→ **Aim of the exercise**:
Write out the listing exactly as it is given.
— BEGIN Supplied records —
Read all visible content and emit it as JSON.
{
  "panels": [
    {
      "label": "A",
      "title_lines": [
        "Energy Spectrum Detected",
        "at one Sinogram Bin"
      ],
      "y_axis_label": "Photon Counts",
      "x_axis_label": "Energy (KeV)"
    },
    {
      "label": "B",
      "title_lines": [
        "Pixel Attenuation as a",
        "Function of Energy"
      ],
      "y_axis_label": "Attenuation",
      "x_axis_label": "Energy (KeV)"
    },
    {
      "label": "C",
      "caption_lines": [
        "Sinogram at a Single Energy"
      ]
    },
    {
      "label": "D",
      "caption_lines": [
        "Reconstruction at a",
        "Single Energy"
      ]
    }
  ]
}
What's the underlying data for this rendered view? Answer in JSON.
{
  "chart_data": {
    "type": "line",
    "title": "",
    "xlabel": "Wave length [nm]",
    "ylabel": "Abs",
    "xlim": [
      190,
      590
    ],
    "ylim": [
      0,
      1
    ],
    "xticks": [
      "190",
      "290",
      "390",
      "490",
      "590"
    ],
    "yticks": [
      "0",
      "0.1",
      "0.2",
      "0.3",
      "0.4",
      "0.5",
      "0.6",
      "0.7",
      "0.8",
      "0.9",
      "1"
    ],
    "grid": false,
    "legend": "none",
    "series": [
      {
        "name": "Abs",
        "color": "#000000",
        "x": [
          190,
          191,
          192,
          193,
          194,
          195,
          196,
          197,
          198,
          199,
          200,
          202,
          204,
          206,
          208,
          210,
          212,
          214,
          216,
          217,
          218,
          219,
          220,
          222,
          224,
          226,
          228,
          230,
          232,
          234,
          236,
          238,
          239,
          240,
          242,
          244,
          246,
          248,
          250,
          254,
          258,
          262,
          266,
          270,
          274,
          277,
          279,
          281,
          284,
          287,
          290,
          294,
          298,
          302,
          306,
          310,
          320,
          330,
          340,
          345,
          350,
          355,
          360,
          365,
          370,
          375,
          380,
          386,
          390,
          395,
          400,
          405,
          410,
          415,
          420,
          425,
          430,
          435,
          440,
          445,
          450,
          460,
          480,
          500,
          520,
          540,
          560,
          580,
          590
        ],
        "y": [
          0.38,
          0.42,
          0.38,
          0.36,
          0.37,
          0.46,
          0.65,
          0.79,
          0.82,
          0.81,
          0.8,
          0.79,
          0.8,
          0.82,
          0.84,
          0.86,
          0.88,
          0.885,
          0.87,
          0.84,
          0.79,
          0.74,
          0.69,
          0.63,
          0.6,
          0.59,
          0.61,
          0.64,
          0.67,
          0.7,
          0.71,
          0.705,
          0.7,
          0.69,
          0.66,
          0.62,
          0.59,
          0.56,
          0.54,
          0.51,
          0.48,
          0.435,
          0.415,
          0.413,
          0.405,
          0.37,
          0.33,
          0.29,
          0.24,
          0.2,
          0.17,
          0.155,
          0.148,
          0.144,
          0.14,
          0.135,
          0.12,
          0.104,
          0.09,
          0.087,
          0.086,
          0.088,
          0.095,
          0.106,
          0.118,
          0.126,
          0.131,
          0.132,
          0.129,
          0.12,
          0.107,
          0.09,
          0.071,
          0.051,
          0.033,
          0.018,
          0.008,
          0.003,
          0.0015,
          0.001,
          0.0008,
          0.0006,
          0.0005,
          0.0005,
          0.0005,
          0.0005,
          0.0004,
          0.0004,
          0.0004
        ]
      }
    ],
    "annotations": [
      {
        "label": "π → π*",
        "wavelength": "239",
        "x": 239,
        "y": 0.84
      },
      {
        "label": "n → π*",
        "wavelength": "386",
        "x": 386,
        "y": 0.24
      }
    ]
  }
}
— END Supplied records —
→ **Exercise result**:
Read all visible content and emit it as JSON.
{
  "panels": [
    {
      "label": "A",
      "title_lines": [
        "Energy Spectrum Detected",
        "at one Sinogram Bin"
      ],
      "y_axis_label": "Photon Counts",
      "x_axis_label": "Energy (KeV)"
    },
    {
      "label": "B",
      "title_lines": [
        "Pixel Attenuation as a",
        "Function of Energy"
      ],
      "y_axis_label": "Attenuation",
      "x_axis_label": "Energy (KeV)"
    },
    {
      "label": "C",
      "caption_lines": [
        "Sinogram at a Single Energy"
      ]
    },
    {
      "label": "D",
      "caption_lines": [
        "Reconstruction at a",
        "Single Energy"
      ]
    }
  ]
}
What's the underlying data for this rendered view? Answer in JSON.
{
  "chart_data": {
    "type": "line",
    "title": "",
    "xlabel": "Wave length [nm]",
    "ylabel": "Abs",
    "xlim": [
      190,
      590
    ],
    "ylim": [
      0,
      1
    ],
    "xticks": [
      "190",
      "290",
      "390",
      "490",
      "590"
    ],
    "yticks": [
      "0",
      "0.1",
      "0.2",
      "0.3",
      "0.4",
      "0.5",
      "0.6",
      "0.7",
      "0.8",
      "0.9",
      "1"
    ],
    "grid": false,
    "legend": "none",
    "series": [
      {
        "name": "Abs",
        "color": "#000000",
        "x": [
          190,
          191,
          192,
          193,
          194,
          195,
          196,
          197,
          198,
          199,
          200,
          202,
          204,
          206,
          208,
          210,
          212,
          214,
          216,
          217,
          218,
          219,
          220,
          222,
          224,
          226,
          228,
          230,
          232,
          234,
          236,
          238,
          239,
          240,
          242,
          244,
          246,
          248,
          250,
          254,
          258,
          262,
          266,
          270,
          274,
          277,
          279,
          281,
          284,
          287,
          290,
          294,
          298,
          302,
          306,
          310,
          320,
          330,
          340,
          345,
          350,
          355,
          360,
          365,
          370,
          375,
          380,
          386,
          390,
          395,
          400,
          405,
          410,
          415,
          420,
          425,
          430,
          435,
          440,
          445,
          450,
          460,
          480,
          500,
          520,
          540,
          560,
          580,
          590
        ],
        "y": [
          0.38,
          0.42,
          0.38,
          0.36,
          0.37,
          0.46,
          0.65,
          0.79,
          0.82,
          0.81,
          0.8,
          0.79,
          0.8,
          0.82,
          0.84,
          0.86,
          0.88,
          0.885,
          0.87,
          0.84,
          0.79,
          0.74,
          0.69,
          0.63,
          0.6,
          0.59,
          0.61,
          0.64,
          0.67,
          0.7,
          0.71,
          0.705,
          0.7,
          0.69,
          0.66,
          0.62,
          0.59,
          0.56,
          0.54,
          0.51,
          0.48,
          0.435,
          0.415,
          0.413,
          0.405,
          0.37,
          0.33,
          0.29,
          0.24,
          0.2,
          0.17,
          0.155,
          0.148,
          0.144,
          0.14,
          0.135,
          0.12,
          0.104,
          0.09,
          0.087,
          0.086,
          0.088,
          0.095,
          0.106,
          0.118,
          0.126,
          0.131,
          0.132,
          0.129,
          0.12,
          0.107,
          0.09,
          0.071,
          0.051,
          0.033,
          0.018,
          0.008,
          0.003,
          0.0015,
          0.001,
          0.0008,
          0.0006,
          0.0005,
          0.0005,
          0.0005,
          0.0005,
          0.0004,
          0.0004,
          0.0004
        ]
      }
    ],
    "annotations": [
      {
        "label": "π → π*",
        "wavelength": "239",
        "x": 239,
        "y": 0.84
      },
      {
        "label": "n → π*",
        "wavelength": "386",
        "x": 386,
        "y": 0.24
      }
    ]
  }
}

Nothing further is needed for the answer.